**Given request**
Give the number of lines holding the string "progress", and nothing else.

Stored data
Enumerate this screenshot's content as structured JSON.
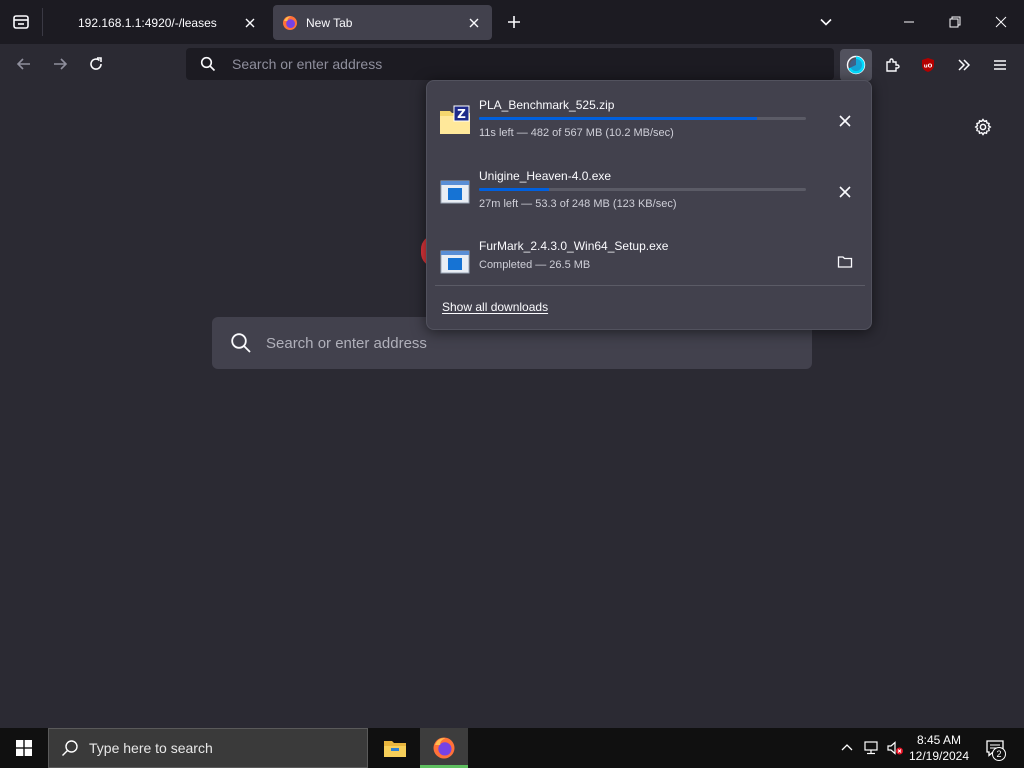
{
  "tabs": [
    {
      "title": "192.168.1.1:4920/-/leases",
      "active": false
    },
    {
      "title": "New Tab",
      "active": true
    }
  ],
  "urlbar": {
    "placeholder": "Search or enter address"
  },
  "content": {
    "search_placeholder": "Search or enter address"
  },
  "downloads": {
    "items": [
      {
        "name": "PLA_Benchmark_525.zip",
        "status": "11s left — 482 of 567 MB (10.2 MB/sec)",
        "progress": 0.85,
        "state": "downloading"
      },
      {
        "name": "Unigine_Heaven-4.0.exe",
        "status": "27m left — 53.3 of 248 MB (123 KB/sec)",
        "progress": 0.215,
        "state": "downloading"
      },
      {
        "name": "FurMark_2.4.3.0_Win64_Setup.exe",
        "status": "Completed — 26.5 MB",
        "progress": 1.0,
        "state": "completed"
      }
    ],
    "show_all": "Show all downloads"
  },
  "taskbar": {
    "search_placeholder": "Type here to search",
    "time": "8:45 AM",
    "date": "12/19/2024",
    "notification_count": "2"
  },
  "colors": {
    "accent": "#0060df",
    "toolbar": "#2b2a33",
    "panel": "#42414d",
    "taskbar_active": "#5ebf60"
  }
}
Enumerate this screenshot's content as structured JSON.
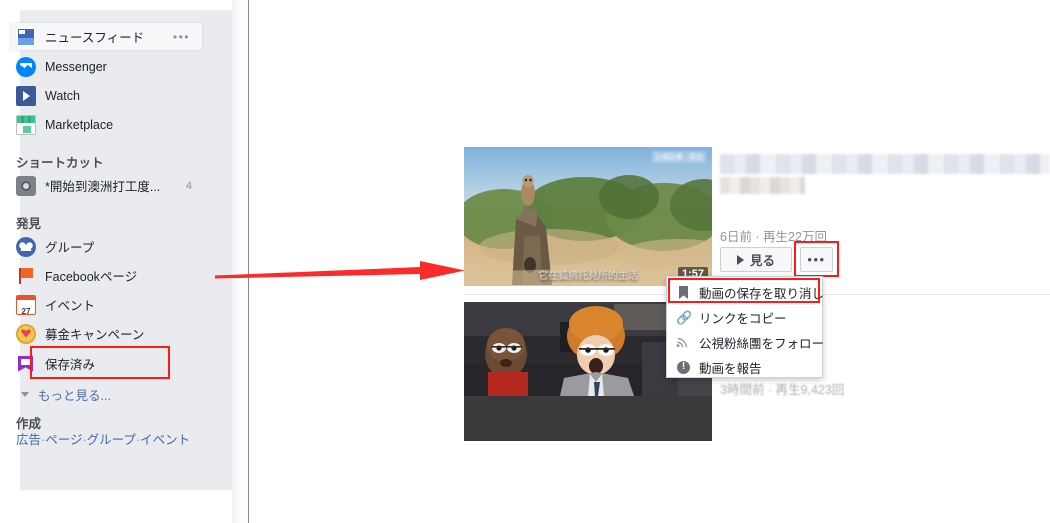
{
  "sidebar": {
    "main_items": [
      {
        "label": "ニュースフィード",
        "icon": "newsfeed-icon",
        "active": true,
        "menu_dots": "•••"
      },
      {
        "label": "Messenger",
        "icon": "messenger-icon",
        "active": false
      },
      {
        "label": "Watch",
        "icon": "watch-icon",
        "active": false
      },
      {
        "label": "Marketplace",
        "icon": "marketplace-icon",
        "active": false
      }
    ],
    "shortcuts_heading": "ショートカット",
    "shortcuts": [
      {
        "label": "*開始到澳洲打工度...",
        "icon": "camera-icon",
        "count": "4"
      }
    ],
    "explore_heading": "発見",
    "explore": [
      {
        "label": "グループ",
        "icon": "groups-icon"
      },
      {
        "label": "Facebookページ",
        "icon": "page-flag-icon"
      },
      {
        "label": "イベント",
        "icon": "calendar-icon"
      },
      {
        "label": "募金キャンペーン",
        "icon": "donate-heart-icon"
      },
      {
        "label": "保存済み",
        "icon": "saved-bookmark-icon",
        "highlighted": true
      }
    ],
    "see_more_label": "もっと見る...",
    "create_heading": "作成",
    "create_links": [
      "広告",
      "ページ",
      "グループ",
      "イベント"
    ],
    "create_separator": "·"
  },
  "annotations": {
    "arrow_color": "#fb2b2b",
    "box_color": "#ff1a1a"
  },
  "post": {
    "video1": {
      "duration": "1:57",
      "caption": "它在狐猬託見所的生活",
      "watermark": "公視記者 · 採訪",
      "title_blurred": true,
      "meta": "6日前 · 再生22万回",
      "watch_label": "見る",
      "more_label": "•••"
    },
    "video2": {
      "meta": "3時間前 · 再生9,423回"
    }
  },
  "dropdown": {
    "items": [
      {
        "label": "動画の保存を取り消し",
        "icon": "bookmark-icon",
        "highlighted": true
      },
      {
        "label": "リンクをコピー",
        "icon": "link-icon",
        "highlighted": false
      },
      {
        "label": "公視粉絲團をフォロー",
        "icon": "rss-icon",
        "highlighted": false
      },
      {
        "label": "動画を報告",
        "icon": "report-icon",
        "highlighted": false
      }
    ]
  }
}
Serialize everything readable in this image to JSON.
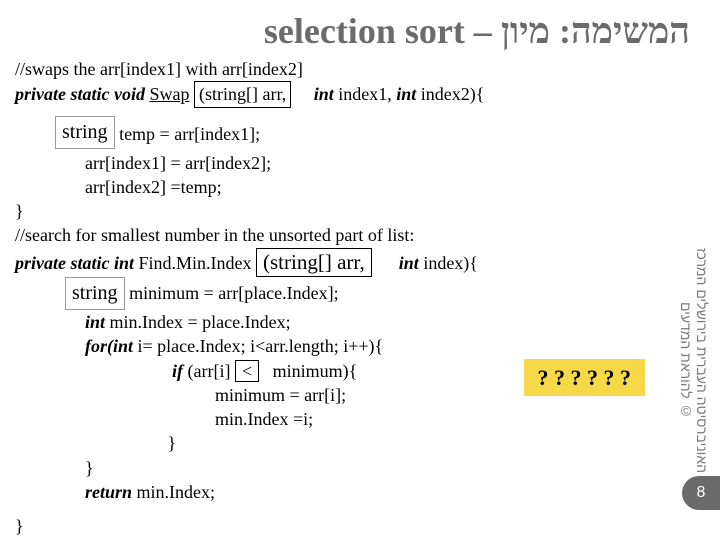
{
  "title": {
    "en": "selection sort – ",
    "he": "המשימה: מיון"
  },
  "code": {
    "c1": "//swaps the arr[index1] with arr[index2]",
    "c2a": "private static void",
    "c2b": "Swap",
    "c2c": "(string[] arr,",
    "c2d": "int",
    "c2e": " index1, ",
    "c2f": "int",
    "c2g": " index2){",
    "badge_string1": "string",
    "c3": " temp = arr[index1];",
    "c4": "arr[index1] = arr[index2];",
    "c5": "arr[index2] =temp;",
    "c6": "}",
    "c7": "//search for smallest number in the unsorted part of list:",
    "c8a": "private static int",
    "c8b": " Find.Min.Index",
    "c8c": "(string[] arr,",
    "c8d": "int",
    "c8e": " index){",
    "badge_string2": "string",
    "c9": " minimum = arr[place.Index];",
    "c10a": "int ",
    "c10b": "min.Index = place.Index;",
    "c11a": "for",
    "c11b": "(int",
    "c11c": " i= place.Index; i<arr.length; i++){",
    "c12a": "if",
    "c12b": " (arr[i] ",
    "c12_lt": "<",
    "c12c": " minimum){",
    "yellow": "? ? ? ? ? ?",
    "c13": "minimum = arr[i];",
    "c14": "min.Index =i;",
    "c15": "}",
    "c16": "}",
    "c17a": "return",
    "c17b": " min.Index;",
    "c18": "}"
  },
  "side": "האוניברסיטה העברית בירושלים   המרכז להוראת המדעים ©",
  "page": "8"
}
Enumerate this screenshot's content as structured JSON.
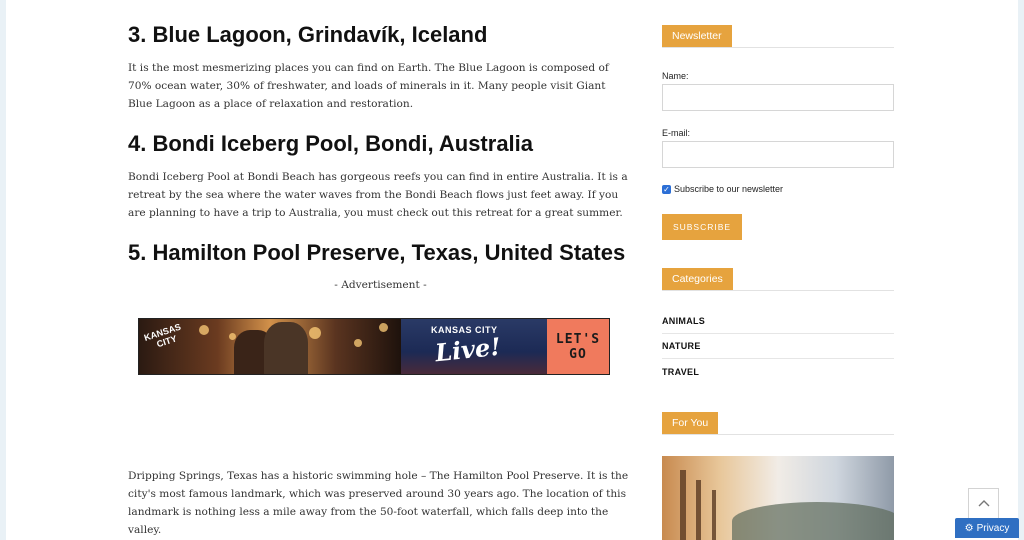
{
  "article": {
    "section3": {
      "heading": "3. Blue Lagoon, Grindavík, Iceland",
      "body": "It is the most mesmerizing places you can find on Earth. The Blue Lagoon is composed of 70% ocean water, 30% of freshwater, and loads of minerals in it. Many people visit Giant Blue Lagoon as a place of relaxation and restoration."
    },
    "section4": {
      "heading": "4. Bondi Iceberg Pool, Bondi, Australia",
      "body": "Bondi Iceberg Pool at Bondi Beach has gorgeous reefs you can find in entire Australia. It is a retreat by the sea where the water waves from the Bondi Beach flows just feet away. If you are planning to have a trip to Australia, you must check out this retreat for a great summer."
    },
    "section5": {
      "heading": "5. Hamilton Pool Preserve, Texas, United States",
      "body": "Dripping Springs, Texas has a historic swimming hole – The Hamilton Pool Preserve. It is the city's most famous landmark, which was preserved around 30 years ago. The location of this landmark is nothing less a mile away from the 50-foot waterfall, which falls deep into the valley."
    },
    "ad": {
      "label": "- Advertisement -",
      "badge_line1": "KANSAS",
      "badge_line2": "CITY",
      "mid_line1": "KANSAS CITY",
      "mid_line2": "Live!",
      "cta_line1": "LET'S",
      "cta_line2": "GO"
    }
  },
  "sidebar": {
    "newsletter": {
      "title": "Newsletter",
      "name_label": "Name:",
      "name_value": "",
      "email_label": "E-mail:",
      "email_value": "",
      "subscribe_checkbox_label": "Subscribe to our newsletter",
      "subscribe_checked": true,
      "subscribe_button": "SUBSCRIBE"
    },
    "categories": {
      "title": "Categories",
      "items": [
        "ANIMALS",
        "NATURE",
        "TRAVEL"
      ]
    },
    "for_you": {
      "title": "For You"
    }
  },
  "floating": {
    "privacy_label": "Privacy",
    "scroll_top_icon": "chevron-up-icon"
  },
  "colors": {
    "accent": "#e6a33e",
    "privacy_blue": "#2f6fc2",
    "ad_cta": "#f07a5d"
  }
}
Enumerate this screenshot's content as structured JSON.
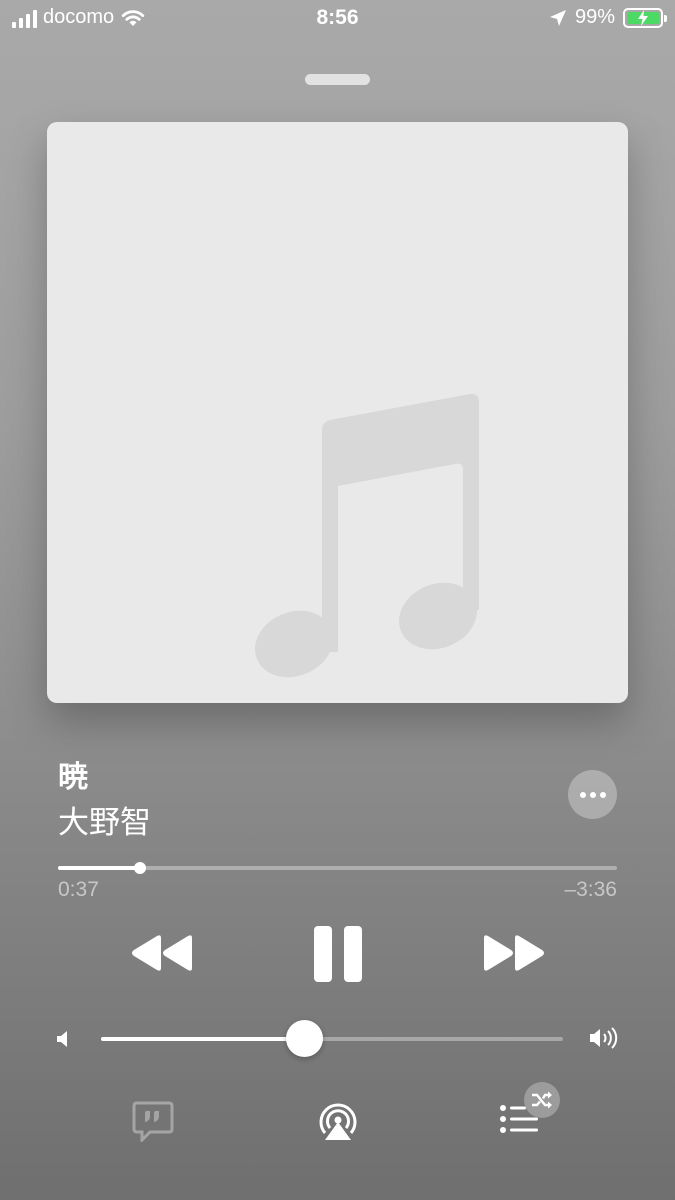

**Right answer**
3